#### Exercise
Output exactly, please, the lines of the records below from the one containing "Serialize everything readable" through the final line.
= = = = =
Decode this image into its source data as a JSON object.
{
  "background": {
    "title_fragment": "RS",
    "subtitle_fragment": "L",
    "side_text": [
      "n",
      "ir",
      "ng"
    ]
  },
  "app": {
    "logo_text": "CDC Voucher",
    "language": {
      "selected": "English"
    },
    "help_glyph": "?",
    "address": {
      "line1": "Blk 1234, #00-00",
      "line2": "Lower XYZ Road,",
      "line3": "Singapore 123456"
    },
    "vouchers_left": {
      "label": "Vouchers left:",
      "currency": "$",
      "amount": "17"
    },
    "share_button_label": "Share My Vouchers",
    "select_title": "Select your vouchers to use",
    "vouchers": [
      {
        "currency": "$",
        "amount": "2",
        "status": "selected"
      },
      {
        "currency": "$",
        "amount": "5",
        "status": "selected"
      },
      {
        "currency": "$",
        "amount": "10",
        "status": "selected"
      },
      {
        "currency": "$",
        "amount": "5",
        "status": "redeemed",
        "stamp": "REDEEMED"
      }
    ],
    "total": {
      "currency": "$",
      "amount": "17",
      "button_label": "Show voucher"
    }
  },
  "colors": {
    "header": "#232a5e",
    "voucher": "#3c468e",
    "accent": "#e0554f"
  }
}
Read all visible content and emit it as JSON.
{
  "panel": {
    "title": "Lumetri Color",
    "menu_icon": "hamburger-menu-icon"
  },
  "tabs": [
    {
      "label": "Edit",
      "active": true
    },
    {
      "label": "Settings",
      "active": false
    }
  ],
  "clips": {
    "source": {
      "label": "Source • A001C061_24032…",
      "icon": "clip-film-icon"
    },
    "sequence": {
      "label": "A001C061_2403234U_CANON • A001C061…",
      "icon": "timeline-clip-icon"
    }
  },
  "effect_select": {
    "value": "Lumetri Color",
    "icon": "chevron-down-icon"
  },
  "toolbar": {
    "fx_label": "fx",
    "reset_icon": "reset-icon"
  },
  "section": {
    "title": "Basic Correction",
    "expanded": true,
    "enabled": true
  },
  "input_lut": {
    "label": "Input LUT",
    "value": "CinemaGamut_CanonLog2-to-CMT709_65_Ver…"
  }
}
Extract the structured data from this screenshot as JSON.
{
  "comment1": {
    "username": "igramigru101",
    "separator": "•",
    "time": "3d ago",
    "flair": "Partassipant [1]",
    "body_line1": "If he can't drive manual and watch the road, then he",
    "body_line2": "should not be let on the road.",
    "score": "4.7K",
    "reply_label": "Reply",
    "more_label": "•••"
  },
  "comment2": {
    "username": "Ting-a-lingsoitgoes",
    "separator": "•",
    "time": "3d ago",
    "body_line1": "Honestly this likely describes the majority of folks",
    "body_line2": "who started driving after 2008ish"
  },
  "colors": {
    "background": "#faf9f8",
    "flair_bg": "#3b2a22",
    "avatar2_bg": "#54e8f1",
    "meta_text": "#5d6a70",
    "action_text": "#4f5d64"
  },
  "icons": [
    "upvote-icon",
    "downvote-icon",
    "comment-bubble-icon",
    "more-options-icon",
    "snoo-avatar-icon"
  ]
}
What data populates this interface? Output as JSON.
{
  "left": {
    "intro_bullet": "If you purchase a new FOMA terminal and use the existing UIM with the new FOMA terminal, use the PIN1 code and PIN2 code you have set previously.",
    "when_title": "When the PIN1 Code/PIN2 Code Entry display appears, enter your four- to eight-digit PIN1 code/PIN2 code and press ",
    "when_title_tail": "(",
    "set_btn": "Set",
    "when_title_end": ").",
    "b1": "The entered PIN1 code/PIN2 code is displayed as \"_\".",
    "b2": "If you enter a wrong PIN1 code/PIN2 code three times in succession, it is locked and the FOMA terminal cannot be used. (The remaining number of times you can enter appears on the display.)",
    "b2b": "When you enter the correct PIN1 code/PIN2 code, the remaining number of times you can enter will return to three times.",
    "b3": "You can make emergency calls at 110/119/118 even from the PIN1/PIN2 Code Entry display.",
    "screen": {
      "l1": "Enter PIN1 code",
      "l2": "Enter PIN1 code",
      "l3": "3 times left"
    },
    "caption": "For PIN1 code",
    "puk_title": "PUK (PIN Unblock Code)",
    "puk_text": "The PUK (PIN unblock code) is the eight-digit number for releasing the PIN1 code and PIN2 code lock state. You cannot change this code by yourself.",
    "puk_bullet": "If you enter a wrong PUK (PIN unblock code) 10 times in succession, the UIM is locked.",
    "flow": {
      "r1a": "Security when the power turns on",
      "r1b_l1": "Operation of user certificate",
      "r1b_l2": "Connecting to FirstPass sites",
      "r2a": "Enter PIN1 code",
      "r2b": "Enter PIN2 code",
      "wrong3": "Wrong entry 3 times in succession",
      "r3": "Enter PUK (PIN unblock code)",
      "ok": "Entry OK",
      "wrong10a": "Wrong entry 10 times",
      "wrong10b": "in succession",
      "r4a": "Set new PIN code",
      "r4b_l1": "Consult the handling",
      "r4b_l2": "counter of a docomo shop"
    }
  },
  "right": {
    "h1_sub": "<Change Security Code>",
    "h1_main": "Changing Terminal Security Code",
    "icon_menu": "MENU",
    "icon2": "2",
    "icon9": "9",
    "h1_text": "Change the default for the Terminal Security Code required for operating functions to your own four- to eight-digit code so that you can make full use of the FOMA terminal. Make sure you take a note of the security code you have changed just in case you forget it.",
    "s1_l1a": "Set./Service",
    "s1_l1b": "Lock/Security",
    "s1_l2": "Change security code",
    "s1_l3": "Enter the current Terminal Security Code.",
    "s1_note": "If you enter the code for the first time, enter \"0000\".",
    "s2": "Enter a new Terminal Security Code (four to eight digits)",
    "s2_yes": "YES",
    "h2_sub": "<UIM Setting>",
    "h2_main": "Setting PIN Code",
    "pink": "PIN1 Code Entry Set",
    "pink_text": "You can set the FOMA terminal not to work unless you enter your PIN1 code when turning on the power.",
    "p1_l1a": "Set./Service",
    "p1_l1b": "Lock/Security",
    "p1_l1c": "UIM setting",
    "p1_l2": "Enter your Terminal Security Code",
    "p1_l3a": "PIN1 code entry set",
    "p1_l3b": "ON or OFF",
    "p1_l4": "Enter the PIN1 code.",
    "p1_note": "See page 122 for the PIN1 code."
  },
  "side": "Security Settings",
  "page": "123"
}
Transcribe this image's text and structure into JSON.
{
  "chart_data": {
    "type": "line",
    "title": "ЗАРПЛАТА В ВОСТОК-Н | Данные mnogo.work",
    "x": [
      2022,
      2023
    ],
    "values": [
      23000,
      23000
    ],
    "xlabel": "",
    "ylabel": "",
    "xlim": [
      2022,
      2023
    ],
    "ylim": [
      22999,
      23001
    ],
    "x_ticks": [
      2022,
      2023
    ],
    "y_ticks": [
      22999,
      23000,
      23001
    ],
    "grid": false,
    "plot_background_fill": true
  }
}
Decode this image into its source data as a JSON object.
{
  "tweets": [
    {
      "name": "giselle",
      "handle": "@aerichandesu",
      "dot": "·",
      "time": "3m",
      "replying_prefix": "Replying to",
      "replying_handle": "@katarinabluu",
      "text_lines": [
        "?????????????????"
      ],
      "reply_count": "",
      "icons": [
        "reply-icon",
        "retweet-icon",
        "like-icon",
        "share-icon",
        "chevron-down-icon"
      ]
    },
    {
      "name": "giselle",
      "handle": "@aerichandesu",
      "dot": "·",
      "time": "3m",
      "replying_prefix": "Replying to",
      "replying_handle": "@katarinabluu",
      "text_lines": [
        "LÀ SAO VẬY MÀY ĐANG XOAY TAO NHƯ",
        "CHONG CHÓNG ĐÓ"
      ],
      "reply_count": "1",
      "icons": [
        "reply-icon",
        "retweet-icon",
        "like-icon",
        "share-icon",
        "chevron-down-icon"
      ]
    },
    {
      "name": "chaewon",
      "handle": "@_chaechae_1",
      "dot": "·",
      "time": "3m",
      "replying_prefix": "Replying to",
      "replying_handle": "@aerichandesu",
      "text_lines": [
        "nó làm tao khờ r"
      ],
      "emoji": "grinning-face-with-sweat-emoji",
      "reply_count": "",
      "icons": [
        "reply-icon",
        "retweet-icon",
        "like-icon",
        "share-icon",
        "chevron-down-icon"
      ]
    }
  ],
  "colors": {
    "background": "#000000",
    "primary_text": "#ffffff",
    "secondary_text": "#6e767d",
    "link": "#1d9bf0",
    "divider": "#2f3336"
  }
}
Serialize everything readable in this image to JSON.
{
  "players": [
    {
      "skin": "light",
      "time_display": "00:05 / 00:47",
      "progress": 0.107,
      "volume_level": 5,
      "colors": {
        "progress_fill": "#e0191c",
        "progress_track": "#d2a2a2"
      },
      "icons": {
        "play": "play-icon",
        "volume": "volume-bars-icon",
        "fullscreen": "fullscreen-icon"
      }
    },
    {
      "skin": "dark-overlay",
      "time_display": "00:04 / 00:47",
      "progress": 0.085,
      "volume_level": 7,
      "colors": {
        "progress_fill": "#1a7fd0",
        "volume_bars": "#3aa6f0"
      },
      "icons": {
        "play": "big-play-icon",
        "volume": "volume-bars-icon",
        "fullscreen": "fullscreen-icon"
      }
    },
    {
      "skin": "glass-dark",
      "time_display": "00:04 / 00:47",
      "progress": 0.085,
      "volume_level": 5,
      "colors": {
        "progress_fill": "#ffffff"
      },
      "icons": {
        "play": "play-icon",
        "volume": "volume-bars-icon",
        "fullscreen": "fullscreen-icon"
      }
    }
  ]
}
= = = = =
#### The reply
Serialize everything readable in this image to JSON.
{
  "players": [
    {
      "skin": "light",
      "time_display": "00:05 / 00:47",
      "progress": 0.107,
      "volume_level": 5,
      "colors": {
        "progress_fill": "#e0191c",
        "progress_track": "#d2a2a2"
      },
      "icons": {
        "play": "play-icon",
        "volume": "volume-bars-icon",
        "fullscreen": "fullscreen-icon"
      }
    },
    {
      "skin": "dark-overlay",
      "time_display": "00:04 / 00:47",
      "progress": 0.085,
      "volume_level": 7,
      "colors": {
        "progress_fill": "#1a7fd0",
        "volume_bars": "#3aa6f0"
      },
      "icons": {
        "play": "big-play-icon",
        "volume": "volume-bars-icon",
        "fullscreen": "fullscreen-icon"
      }
    },
    {
      "skin": "glass-dark",
      "time_display": "00:04 / 00:47",
      "progress": 0.085,
      "volume_level": 5,
      "colors": {
        "progress_fill": "#ffffff"
      },
      "icons": {
        "play": "play-icon",
        "volume": "volume-bars-icon",
        "fullscreen": "fullscreen-icon"
      }
    }
  ]
}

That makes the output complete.